=== Records to use ===

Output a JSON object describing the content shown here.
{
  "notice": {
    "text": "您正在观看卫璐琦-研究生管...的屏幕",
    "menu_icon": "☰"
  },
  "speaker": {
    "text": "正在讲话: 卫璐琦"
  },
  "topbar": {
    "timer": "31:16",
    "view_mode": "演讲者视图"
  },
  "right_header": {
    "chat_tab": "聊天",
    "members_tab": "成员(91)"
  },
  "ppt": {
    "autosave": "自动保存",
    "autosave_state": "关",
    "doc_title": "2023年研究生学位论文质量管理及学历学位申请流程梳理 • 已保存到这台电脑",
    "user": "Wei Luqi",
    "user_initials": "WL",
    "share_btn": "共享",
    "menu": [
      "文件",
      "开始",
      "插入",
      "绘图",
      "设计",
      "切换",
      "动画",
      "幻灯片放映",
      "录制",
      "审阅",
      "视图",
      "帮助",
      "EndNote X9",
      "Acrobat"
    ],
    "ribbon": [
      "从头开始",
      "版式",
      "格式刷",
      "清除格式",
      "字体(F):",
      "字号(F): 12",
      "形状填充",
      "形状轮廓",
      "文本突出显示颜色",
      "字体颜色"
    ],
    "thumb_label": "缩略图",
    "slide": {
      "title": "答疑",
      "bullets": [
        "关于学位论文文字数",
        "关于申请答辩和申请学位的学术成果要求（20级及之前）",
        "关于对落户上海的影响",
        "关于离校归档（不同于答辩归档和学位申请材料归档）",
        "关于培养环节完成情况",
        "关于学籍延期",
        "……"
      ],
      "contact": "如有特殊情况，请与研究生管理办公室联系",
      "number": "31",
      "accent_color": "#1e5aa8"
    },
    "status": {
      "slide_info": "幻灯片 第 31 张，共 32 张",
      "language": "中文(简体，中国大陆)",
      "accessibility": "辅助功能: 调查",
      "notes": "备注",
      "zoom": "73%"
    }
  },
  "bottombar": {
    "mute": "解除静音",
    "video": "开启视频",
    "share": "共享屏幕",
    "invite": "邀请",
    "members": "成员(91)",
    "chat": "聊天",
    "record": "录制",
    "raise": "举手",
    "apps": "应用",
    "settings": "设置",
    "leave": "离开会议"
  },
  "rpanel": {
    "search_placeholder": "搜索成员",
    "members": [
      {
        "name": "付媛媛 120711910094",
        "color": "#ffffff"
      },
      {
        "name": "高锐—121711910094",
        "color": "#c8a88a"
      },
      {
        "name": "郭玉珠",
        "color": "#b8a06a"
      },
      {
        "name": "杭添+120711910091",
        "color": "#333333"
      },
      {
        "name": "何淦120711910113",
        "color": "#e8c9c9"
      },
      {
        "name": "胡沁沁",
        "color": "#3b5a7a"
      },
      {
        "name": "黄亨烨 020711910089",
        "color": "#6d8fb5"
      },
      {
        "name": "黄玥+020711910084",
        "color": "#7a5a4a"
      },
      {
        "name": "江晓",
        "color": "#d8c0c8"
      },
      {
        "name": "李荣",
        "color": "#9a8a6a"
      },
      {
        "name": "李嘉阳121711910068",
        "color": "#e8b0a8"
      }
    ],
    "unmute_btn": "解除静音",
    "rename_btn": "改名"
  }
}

===

• **To be done**
Faithfully transcribe the whole of the data.

• **Result of the exercise**
Output a JSON object describing the content shown here.
{
  "notice": {
    "text": "您正在观看卫璐琦-研究生管...的屏幕",
    "menu_icon": "☰"
  },
  "speaker": {
    "text": "正在讲话: 卫璐琦"
  },
  "topbar": {
    "timer": "31:16",
    "view_mode": "演讲者视图"
  },
  "right_header": {
    "chat_tab": "聊天",
    "members_tab": "成员(91)"
  },
  "ppt": {
    "autosave": "自动保存",
    "autosave_state": "关",
    "doc_title": "2023年研究生学位论文质量管理及学历学位申请流程梳理 • 已保存到这台电脑",
    "user": "Wei Luqi",
    "user_initials": "WL",
    "share_btn": "共享",
    "menu": [
      "文件",
      "开始",
      "插入",
      "绘图",
      "设计",
      "切换",
      "动画",
      "幻灯片放映",
      "录制",
      "审阅",
      "视图",
      "帮助",
      "EndNote X9",
      "Acrobat"
    ],
    "ribbon": [
      "从头开始",
      "版式",
      "格式刷",
      "清除格式",
      "字体(F):",
      "字号(F): 12",
      "形状填充",
      "形状轮廓",
      "文本突出显示颜色",
      "字体颜色"
    ],
    "thumb_label": "缩略图",
    "slide": {
      "title": "答疑",
      "bullets": [
        "关于学位论文文字数",
        "关于申请答辩和申请学位的学术成果要求（20级及之前）",
        "关于对落户上海的影响",
        "关于离校归档（不同于答辩归档和学位申请材料归档）",
        "关于培养环节完成情况",
        "关于学籍延期",
        "……"
      ],
      "contact": "如有特殊情况，请与研究生管理办公室联系",
      "number": "31",
      "accent_color": "#1e5aa8"
    },
    "status": {
      "slide_info": "幻灯片 第 31 张，共 32 张",
      "language": "中文(简体，中国大陆)",
      "accessibility": "辅助功能: 调查",
      "notes": "备注",
      "zoom": "73%"
    }
  },
  "bottombar": {
    "mute": "解除静音",
    "video": "开启视频",
    "share": "共享屏幕",
    "invite": "邀请",
    "members": "成员(91)",
    "chat": "聊天",
    "record": "录制",
    "raise": "举手",
    "apps": "应用",
    "settings": "设置",
    "leave": "离开会议"
  },
  "rpanel": {
    "search_placeholder": "搜索成员",
    "members": [
      {
        "name": "付媛媛 120711910094",
        "color": "#ffffff"
      },
      {
        "name": "高锐—121711910094",
        "color": "#c8a88a"
      },
      {
        "name": "郭玉珠",
        "color": "#b8a06a"
      },
      {
        "name": "杭添+120711910091",
        "color": "#333333"
      },
      {
        "name": "何淦120711910113",
        "color": "#e8c9c9"
      },
      {
        "name": "胡沁沁",
        "color": "#3b5a7a"
      },
      {
        "name": "黄亨烨 020711910089",
        "color": "#6d8fb5"
      },
      {
        "name": "黄玥+020711910084",
        "color": "#7a5a4a"
      },
      {
        "name": "江晓",
        "color": "#d8c0c8"
      },
      {
        "name": "李荣",
        "color": "#9a8a6a"
      },
      {
        "name": "李嘉阳121711910068",
        "color": "#e8b0a8"
      }
    ],
    "unmute_btn": "解除静音",
    "rename_btn": "改名"
  }
}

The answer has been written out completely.